Return each item below word for word, in the same order.

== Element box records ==
··········
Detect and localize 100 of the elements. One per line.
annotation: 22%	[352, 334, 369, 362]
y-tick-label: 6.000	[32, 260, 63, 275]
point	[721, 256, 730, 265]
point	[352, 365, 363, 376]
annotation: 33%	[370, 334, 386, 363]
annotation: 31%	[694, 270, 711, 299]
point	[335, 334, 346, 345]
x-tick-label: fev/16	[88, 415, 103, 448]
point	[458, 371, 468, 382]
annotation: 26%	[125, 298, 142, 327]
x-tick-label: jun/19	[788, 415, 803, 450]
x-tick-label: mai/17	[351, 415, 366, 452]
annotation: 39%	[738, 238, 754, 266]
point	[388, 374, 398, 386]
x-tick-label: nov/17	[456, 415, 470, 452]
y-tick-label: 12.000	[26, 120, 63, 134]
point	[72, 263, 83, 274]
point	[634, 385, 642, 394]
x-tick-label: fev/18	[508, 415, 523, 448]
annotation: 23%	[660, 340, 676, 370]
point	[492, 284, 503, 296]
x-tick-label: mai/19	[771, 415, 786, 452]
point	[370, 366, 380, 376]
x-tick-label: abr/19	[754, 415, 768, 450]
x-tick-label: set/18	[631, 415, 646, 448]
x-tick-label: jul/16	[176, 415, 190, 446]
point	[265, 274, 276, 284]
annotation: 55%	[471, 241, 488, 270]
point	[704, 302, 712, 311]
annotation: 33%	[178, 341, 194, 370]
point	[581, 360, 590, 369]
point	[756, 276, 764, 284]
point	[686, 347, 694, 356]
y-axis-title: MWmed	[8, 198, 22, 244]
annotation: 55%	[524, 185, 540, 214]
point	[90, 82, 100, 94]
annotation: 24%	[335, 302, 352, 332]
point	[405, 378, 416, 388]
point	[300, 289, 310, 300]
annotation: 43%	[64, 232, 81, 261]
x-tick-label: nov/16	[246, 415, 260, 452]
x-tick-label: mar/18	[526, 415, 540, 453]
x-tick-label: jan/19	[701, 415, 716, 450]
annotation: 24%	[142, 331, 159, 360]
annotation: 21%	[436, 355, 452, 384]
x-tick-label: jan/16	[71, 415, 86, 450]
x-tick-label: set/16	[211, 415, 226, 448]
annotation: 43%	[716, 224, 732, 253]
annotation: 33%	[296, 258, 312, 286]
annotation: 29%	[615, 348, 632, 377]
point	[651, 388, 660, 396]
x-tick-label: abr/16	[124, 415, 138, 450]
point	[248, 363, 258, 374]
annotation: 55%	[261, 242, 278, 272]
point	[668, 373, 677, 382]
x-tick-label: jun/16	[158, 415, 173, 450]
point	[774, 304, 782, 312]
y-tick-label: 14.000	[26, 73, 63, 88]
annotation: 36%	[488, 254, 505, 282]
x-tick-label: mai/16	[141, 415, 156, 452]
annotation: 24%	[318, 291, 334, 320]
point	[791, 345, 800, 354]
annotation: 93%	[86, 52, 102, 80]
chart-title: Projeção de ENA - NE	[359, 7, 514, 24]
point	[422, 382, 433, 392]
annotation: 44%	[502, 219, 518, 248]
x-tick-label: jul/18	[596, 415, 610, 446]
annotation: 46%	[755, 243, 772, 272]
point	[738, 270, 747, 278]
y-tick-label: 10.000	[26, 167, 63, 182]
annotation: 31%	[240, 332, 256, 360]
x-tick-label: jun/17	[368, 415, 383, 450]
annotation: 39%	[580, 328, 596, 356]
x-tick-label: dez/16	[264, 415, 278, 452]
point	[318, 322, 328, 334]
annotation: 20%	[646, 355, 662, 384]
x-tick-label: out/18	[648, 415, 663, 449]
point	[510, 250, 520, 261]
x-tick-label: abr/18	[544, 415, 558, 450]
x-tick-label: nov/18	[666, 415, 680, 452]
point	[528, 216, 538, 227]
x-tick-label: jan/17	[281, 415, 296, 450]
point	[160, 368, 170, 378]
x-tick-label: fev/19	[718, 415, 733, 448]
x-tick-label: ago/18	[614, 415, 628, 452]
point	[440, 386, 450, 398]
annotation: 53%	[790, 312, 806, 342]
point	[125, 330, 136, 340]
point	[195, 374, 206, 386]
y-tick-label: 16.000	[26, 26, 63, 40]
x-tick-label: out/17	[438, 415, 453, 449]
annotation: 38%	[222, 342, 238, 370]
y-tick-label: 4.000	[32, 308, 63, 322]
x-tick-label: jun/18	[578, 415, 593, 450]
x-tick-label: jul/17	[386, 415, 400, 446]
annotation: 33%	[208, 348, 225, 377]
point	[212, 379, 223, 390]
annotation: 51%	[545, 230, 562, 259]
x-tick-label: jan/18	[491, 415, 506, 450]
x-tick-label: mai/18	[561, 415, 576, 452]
··········
== THE SOLUTION ==
Detect and localize 100 of the elements. One per line.
annotation: 22%	[352, 334, 369, 362]
y-tick-label: 6.000	[32, 260, 63, 275]
point	[721, 256, 730, 265]
point	[352, 365, 363, 376]
annotation: 33%	[370, 334, 386, 363]
annotation: 31%	[694, 270, 711, 299]
point	[335, 334, 346, 345]
x-tick-label: fev/16	[88, 415, 103, 448]
point	[458, 371, 468, 382]
annotation: 26%	[125, 298, 142, 327]
x-tick-label: jun/19	[788, 415, 803, 450]
x-tick-label: mai/17	[351, 415, 366, 452]
annotation: 39%	[738, 238, 754, 266]
point	[388, 374, 398, 386]
x-tick-label: nov/17	[456, 415, 470, 452]
y-tick-label: 12.000	[26, 120, 63, 134]
point	[72, 263, 83, 274]
point	[634, 385, 642, 394]
x-tick-label: fev/18	[508, 415, 523, 448]
annotation: 23%	[660, 340, 676, 370]
point	[492, 284, 503, 296]
x-tick-label: mai/19	[771, 415, 786, 452]
point	[370, 366, 380, 376]
x-tick-label: abr/19	[754, 415, 768, 450]
x-tick-label: set/18	[631, 415, 646, 448]
x-tick-label: jul/16	[176, 415, 190, 446]
point	[265, 274, 276, 284]
annotation: 55%	[471, 241, 488, 270]
point	[704, 302, 712, 311]
annotation: 33%	[178, 341, 194, 370]
point	[581, 360, 590, 369]
point	[756, 276, 764, 284]
point	[686, 347, 694, 356]
y-axis-title: MWmed	[8, 198, 22, 244]
annotation: 55%	[524, 185, 540, 214]
point	[90, 82, 100, 94]
annotation: 24%	[335, 302, 352, 332]
point	[405, 378, 416, 388]
point	[300, 289, 310, 300]
annotation: 43%	[64, 232, 81, 261]
x-tick-label: nov/16	[246, 415, 260, 452]
x-tick-label: mar/18	[526, 415, 540, 453]
x-tick-label: jan/19	[701, 415, 716, 450]
annotation: 24%	[142, 331, 159, 360]
annotation: 21%	[436, 355, 452, 384]
x-tick-label: jan/16	[71, 415, 86, 450]
x-tick-label: set/16	[211, 415, 226, 448]
annotation: 43%	[716, 224, 732, 253]
annotation: 33%	[296, 258, 312, 286]
annotation: 29%	[615, 348, 632, 377]
point	[651, 388, 660, 396]
x-tick-label: abr/16	[124, 415, 138, 450]
point	[248, 363, 258, 374]
annotation: 55%	[261, 242, 278, 272]
point	[668, 373, 677, 382]
x-tick-label: jun/16	[158, 415, 173, 450]
point	[774, 304, 782, 312]
y-tick-label: 14.000	[26, 73, 63, 88]
annotation: 36%	[488, 254, 505, 282]
x-tick-label: mai/16	[141, 415, 156, 452]
annotation: 24%	[318, 291, 334, 320]
point	[791, 345, 800, 354]
annotation: 93%	[86, 52, 102, 80]
chart-title: Projeção de ENA - NE	[359, 7, 514, 24]
point	[422, 382, 433, 392]
annotation: 44%	[502, 219, 518, 248]
x-tick-label: jul/18	[596, 415, 610, 446]
annotation: 46%	[755, 243, 772, 272]
point	[738, 270, 747, 278]
y-tick-label: 10.000	[26, 167, 63, 182]
annotation: 31%	[240, 332, 256, 360]
x-tick-label: jun/17	[368, 415, 383, 450]
annotation: 39%	[580, 328, 596, 356]
x-tick-label: dez/16	[264, 415, 278, 452]
point	[318, 322, 328, 334]
annotation: 20%	[646, 355, 662, 384]
x-tick-label: out/18	[648, 415, 663, 449]
point	[510, 250, 520, 261]
x-tick-label: abr/18	[544, 415, 558, 450]
x-tick-label: nov/18	[666, 415, 680, 452]
point	[528, 216, 538, 227]
x-tick-label: jan/17	[281, 415, 296, 450]
point	[160, 368, 170, 378]
x-tick-label: fev/19	[718, 415, 733, 448]
x-tick-label: ago/18	[614, 415, 628, 452]
point	[440, 386, 450, 398]
annotation: 53%	[790, 312, 806, 342]
point	[125, 330, 136, 340]
point	[195, 374, 206, 386]
y-tick-label: 16.000	[26, 26, 63, 40]
x-tick-label: out/17	[438, 415, 453, 449]
annotation: 38%	[222, 342, 238, 370]
y-tick-label: 4.000	[32, 308, 63, 322]
x-tick-label: jun/18	[578, 415, 593, 450]
x-tick-label: jul/17	[386, 415, 400, 446]
annotation: 33%	[208, 348, 225, 377]
point	[212, 379, 223, 390]
annotation: 51%	[545, 230, 562, 259]
x-tick-label: jan/18	[491, 415, 506, 450]
x-tick-label: mai/18	[561, 415, 576, 452]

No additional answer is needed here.